___ Stored rows ___

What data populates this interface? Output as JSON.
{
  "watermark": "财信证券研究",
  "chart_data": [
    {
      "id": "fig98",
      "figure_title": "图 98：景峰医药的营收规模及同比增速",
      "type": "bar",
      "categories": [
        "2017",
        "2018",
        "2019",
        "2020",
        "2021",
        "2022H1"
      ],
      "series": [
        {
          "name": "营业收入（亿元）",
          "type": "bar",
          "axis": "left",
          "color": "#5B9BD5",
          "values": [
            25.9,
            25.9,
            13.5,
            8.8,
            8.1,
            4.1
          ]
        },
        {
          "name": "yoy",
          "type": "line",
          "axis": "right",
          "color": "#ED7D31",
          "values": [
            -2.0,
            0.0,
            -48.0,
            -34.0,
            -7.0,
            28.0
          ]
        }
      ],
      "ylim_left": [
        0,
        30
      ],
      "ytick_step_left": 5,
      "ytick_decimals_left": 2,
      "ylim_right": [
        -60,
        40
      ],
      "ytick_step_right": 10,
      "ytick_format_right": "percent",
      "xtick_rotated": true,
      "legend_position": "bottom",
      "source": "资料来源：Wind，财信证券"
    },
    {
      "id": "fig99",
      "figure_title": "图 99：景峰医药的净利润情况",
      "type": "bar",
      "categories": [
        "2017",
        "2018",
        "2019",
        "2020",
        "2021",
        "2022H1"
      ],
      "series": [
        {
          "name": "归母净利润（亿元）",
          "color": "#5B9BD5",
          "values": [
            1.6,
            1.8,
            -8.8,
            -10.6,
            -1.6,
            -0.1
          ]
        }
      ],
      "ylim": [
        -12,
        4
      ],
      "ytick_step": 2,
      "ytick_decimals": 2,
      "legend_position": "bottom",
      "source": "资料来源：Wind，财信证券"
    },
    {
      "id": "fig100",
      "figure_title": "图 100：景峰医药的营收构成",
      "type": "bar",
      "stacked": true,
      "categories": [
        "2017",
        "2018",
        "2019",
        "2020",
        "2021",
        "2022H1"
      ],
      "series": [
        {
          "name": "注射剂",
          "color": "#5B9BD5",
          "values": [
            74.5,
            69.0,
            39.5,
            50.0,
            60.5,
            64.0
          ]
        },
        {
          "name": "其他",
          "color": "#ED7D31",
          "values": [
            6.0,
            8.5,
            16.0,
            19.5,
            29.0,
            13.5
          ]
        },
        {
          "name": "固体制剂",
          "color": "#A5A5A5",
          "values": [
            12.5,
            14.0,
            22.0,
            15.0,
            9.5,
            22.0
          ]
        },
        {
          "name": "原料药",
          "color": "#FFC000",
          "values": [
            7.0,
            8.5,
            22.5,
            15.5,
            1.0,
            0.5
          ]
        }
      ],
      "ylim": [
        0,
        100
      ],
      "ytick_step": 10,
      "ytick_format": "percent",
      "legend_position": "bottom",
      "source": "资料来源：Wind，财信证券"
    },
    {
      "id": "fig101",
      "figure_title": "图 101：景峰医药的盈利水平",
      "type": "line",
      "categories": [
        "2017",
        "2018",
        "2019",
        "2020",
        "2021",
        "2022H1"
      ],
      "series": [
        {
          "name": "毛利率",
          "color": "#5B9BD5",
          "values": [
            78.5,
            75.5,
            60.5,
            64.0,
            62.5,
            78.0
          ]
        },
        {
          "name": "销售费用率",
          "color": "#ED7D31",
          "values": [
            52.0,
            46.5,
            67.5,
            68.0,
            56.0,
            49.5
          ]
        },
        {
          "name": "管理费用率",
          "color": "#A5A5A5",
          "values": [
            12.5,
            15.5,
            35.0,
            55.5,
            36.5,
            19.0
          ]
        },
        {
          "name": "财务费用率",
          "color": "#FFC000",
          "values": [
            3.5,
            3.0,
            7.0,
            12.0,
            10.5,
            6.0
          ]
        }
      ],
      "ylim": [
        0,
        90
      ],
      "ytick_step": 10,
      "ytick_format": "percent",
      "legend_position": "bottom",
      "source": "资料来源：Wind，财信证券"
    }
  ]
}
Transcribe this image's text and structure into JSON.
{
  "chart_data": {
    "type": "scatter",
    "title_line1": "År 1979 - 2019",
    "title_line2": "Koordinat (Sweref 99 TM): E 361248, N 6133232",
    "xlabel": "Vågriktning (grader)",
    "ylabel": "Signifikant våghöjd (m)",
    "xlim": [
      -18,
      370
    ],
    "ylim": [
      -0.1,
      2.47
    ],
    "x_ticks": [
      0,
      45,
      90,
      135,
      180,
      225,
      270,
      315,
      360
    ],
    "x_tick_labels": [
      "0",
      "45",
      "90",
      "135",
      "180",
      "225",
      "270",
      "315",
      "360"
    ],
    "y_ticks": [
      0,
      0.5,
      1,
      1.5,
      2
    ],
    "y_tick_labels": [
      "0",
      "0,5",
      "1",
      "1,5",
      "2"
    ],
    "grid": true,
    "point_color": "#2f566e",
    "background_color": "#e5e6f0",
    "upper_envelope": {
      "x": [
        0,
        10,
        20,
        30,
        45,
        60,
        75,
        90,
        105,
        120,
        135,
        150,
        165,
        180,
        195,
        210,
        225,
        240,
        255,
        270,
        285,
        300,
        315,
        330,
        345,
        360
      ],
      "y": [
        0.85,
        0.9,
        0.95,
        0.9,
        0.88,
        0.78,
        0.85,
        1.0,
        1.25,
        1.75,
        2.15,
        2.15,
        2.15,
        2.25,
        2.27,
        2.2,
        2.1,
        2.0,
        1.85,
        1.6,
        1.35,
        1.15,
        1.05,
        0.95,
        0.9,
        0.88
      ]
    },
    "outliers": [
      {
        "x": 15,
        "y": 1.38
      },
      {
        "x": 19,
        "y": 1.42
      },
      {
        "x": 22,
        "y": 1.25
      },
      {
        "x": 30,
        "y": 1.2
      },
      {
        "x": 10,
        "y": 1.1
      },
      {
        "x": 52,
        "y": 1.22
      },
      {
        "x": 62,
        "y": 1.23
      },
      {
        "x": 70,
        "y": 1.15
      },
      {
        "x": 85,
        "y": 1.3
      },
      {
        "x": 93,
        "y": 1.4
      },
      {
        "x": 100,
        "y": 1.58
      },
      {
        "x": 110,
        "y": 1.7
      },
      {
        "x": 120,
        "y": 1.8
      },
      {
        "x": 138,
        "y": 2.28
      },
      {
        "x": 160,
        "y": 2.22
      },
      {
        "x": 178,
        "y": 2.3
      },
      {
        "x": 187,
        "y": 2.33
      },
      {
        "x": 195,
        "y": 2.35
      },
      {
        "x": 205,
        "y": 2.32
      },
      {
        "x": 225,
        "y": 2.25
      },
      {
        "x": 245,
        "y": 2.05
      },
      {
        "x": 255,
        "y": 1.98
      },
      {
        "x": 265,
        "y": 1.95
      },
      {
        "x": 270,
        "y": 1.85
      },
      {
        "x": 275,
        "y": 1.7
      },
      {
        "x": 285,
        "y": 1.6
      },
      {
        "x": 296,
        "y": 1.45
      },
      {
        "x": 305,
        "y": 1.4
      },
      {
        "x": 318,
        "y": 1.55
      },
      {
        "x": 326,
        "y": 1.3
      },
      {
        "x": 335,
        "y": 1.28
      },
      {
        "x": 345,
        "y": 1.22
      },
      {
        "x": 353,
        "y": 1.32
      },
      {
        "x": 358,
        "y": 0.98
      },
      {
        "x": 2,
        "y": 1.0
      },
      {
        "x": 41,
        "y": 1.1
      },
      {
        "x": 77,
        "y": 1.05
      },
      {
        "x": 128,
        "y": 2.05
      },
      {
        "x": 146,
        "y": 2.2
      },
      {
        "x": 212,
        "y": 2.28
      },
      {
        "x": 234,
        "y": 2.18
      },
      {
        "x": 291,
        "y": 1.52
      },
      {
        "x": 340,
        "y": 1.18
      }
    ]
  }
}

___

Set exercise:
Quote the whole listing above, leaving nothing out.

Written solution:
What data populates this interface? Output as JSON.
{
  "watermark": "财信证券研究",
  "chart_data": [
    {
      "id": "fig98",
      "figure_title": "图 98：景峰医药的营收规模及同比增速",
      "type": "bar",
      "categories": [
        "2017",
        "2018",
        "2019",
        "2020",
        "2021",
        "2022H1"
      ],
      "series": [
        {
          "name": "营业收入（亿元）",
          "type": "bar",
          "axis": "left",
          "color": "#5B9BD5",
          "values": [
            25.9,
            25.9,
            13.5,
            8.8,
            8.1,
            4.1
          ]
        },
        {
          "name": "yoy",
          "type": "line",
          "axis": "right",
          "color": "#ED7D31",
          "values": [
            -2.0,
            0.0,
            -48.0,
            -34.0,
            -7.0,
            28.0
          ]
        }
      ],
      "ylim_left": [
        0,
        30
      ],
      "ytick_step_left": 5,
      "ytick_decimals_left": 2,
      "ylim_right": [
        -60,
        40
      ],
      "ytick_step_right": 10,
      "ytick_format_right": "percent",
      "xtick_rotated": true,
      "legend_position": "bottom",
      "source": "资料来源：Wind，财信证券"
    },
    {
      "id": "fig99",
      "figure_title": "图 99：景峰医药的净利润情况",
      "type": "bar",
      "categories": [
        "2017",
        "2018",
        "2019",
        "2020",
        "2021",
        "2022H1"
      ],
      "series": [
        {
          "name": "归母净利润（亿元）",
          "color": "#5B9BD5",
          "values": [
            1.6,
            1.8,
            -8.8,
            -10.6,
            -1.6,
            -0.1
          ]
        }
      ],
      "ylim": [
        -12,
        4
      ],
      "ytick_step": 2,
      "ytick_decimals": 2,
      "legend_position": "bottom",
      "source": "资料来源：Wind，财信证券"
    },
    {
      "id": "fig100",
      "figure_title": "图 100：景峰医药的营收构成",
      "type": "bar",
      "stacked": true,
      "categories": [
        "2017",
        "2018",
        "2019",
        "2020",
        "2021",
        "2022H1"
      ],
      "series": [
        {
          "name": "注射剂",
          "color": "#5B9BD5",
          "values": [
            74.5,
            69.0,
            39.5,
            50.0,
            60.5,
            64.0
          ]
        },
        {
          "name": "其他",
          "color": "#ED7D31",
          "values": [
            6.0,
            8.5,
            16.0,
            19.5,
            29.0,
            13.5
          ]
        },
        {
          "name": "固体制剂",
          "color": "#A5A5A5",
          "values": [
            12.5,
            14.0,
            22.0,
            15.0,
            9.5,
            22.0
          ]
        },
        {
          "name": "原料药",
          "color": "#FFC000",
          "values": [
            7.0,
            8.5,
            22.5,
            15.5,
            1.0,
            0.5
          ]
        }
      ],
      "ylim": [
        0,
        100
      ],
      "ytick_step": 10,
      "ytick_format": "percent",
      "legend_position": "bottom",
      "source": "资料来源：Wind，财信证券"
    },
    {
      "id": "fig101",
      "figure_title": "图 101：景峰医药的盈利水平",
      "type": "line",
      "categories": [
        "2017",
        "2018",
        "2019",
        "2020",
        "2021",
        "2022H1"
      ],
      "series": [
        {
          "name": "毛利率",
          "color": "#5B9BD5",
          "values": [
            78.5,
            75.5,
            60.5,
            64.0,
            62.5,
            78.0
          ]
        },
        {
          "name": "销售费用率",
          "color": "#ED7D31",
          "values": [
            52.0,
            46.5,
            67.5,
            68.0,
            56.0,
            49.5
          ]
        },
        {
          "name": "管理费用率",
          "color": "#A5A5A5",
          "values": [
            12.5,
            15.5,
            35.0,
            55.5,
            36.5,
            19.0
          ]
        },
        {
          "name": "财务费用率",
          "color": "#FFC000",
          "values": [
            3.5,
            3.0,
            7.0,
            12.0,
            10.5,
            6.0
          ]
        }
      ],
      "ylim": [
        0,
        90
      ],
      "ytick_step": 10,
      "ytick_format": "percent",
      "legend_position": "bottom",
      "source": "资料来源：Wind，财信证券"
    }
  ]
}
Transcribe this image's text and structure into JSON.
{
  "chart_data": {
    "type": "scatter",
    "title_line1": "År 1979 - 2019",
    "title_line2": "Koordinat (Sweref 99 TM): E 361248, N 6133232",
    "xlabel": "Vågriktning (grader)",
    "ylabel": "Signifikant våghöjd (m)",
    "xlim": [
      -18,
      370
    ],
    "ylim": [
      -0.1,
      2.47
    ],
    "x_ticks": [
      0,
      45,
      90,
      135,
      180,
      225,
      270,
      315,
      360
    ],
    "x_tick_labels": [
      "0",
      "45",
      "90",
      "135",
      "180",
      "225",
      "270",
      "315",
      "360"
    ],
    "y_ticks": [
      0,
      0.5,
      1,
      1.5,
      2
    ],
    "y_tick_labels": [
      "0",
      "0,5",
      "1",
      "1,5",
      "2"
    ],
    "grid": true,
    "point_color": "#2f566e",
    "background_color": "#e5e6f0",
    "upper_envelope": {
      "x": [
        0,
        10,
        20,
        30,
        45,
        60,
        75,
        90,
        105,
        120,
        135,
        150,
        165,
        180,
        195,
        210,
        225,
        240,
        255,
        270,
        285,
        300,
        315,
        330,
        345,
        360
      ],
      "y": [
        0.85,
        0.9,
        0.95,
        0.9,
        0.88,
        0.78,
        0.85,
        1.0,
        1.25,
        1.75,
        2.15,
        2.15,
        2.15,
        2.25,
        2.27,
        2.2,
        2.1,
        2.0,
        1.85,
        1.6,
        1.35,
        1.15,
        1.05,
        0.95,
        0.9,
        0.88
      ]
    },
    "outliers": [
      {
        "x": 15,
        "y": 1.38
      },
      {
        "x": 19,
        "y": 1.42
      },
      {
        "x": 22,
        "y": 1.25
      },
      {
        "x": 30,
        "y": 1.2
      },
      {
        "x": 10,
        "y": 1.1
      },
      {
        "x": 52,
        "y": 1.22
      },
      {
        "x": 62,
        "y": 1.23
      },
      {
        "x": 70,
        "y": 1.15
      },
      {
        "x": 85,
        "y": 1.3
      },
      {
        "x": 93,
        "y": 1.4
      },
      {
        "x": 100,
        "y": 1.58
      },
      {
        "x": 110,
        "y": 1.7
      },
      {
        "x": 120,
        "y": 1.8
      },
      {
        "x": 138,
        "y": 2.28
      },
      {
        "x": 160,
        "y": 2.22
      },
      {
        "x": 178,
        "y": 2.3
      },
      {
        "x": 187,
        "y": 2.33
      },
      {
        "x": 195,
        "y": 2.35
      },
      {
        "x": 205,
        "y": 2.32
      },
      {
        "x": 225,
        "y": 2.25
      },
      {
        "x": 245,
        "y": 2.05
      },
      {
        "x": 255,
        "y": 1.98
      },
      {
        "x": 265,
        "y": 1.95
      },
      {
        "x": 270,
        "y": 1.85
      },
      {
        "x": 275,
        "y": 1.7
      },
      {
        "x": 285,
        "y": 1.6
      },
      {
        "x": 296,
        "y": 1.45
      },
      {
        "x": 305,
        "y": 1.4
      },
      {
        "x": 318,
        "y": 1.55
      },
      {
        "x": 326,
        "y": 1.3
      },
      {
        "x": 335,
        "y": 1.28
      },
      {
        "x": 345,
        "y": 1.22
      },
      {
        "x": 353,
        "y": 1.32
      },
      {
        "x": 358,
        "y": 0.98
      },
      {
        "x": 2,
        "y": 1.0
      },
      {
        "x": 41,
        "y": 1.1
      },
      {
        "x": 77,
        "y": 1.05
      },
      {
        "x": 128,
        "y": 2.05
      },
      {
        "x": 146,
        "y": 2.2
      },
      {
        "x": 212,
        "y": 2.28
      },
      {
        "x": 234,
        "y": 2.18
      },
      {
        "x": 291,
        "y": 1.52
      },
      {
        "x": 340,
        "y": 1.18
      }
    ]
  }
}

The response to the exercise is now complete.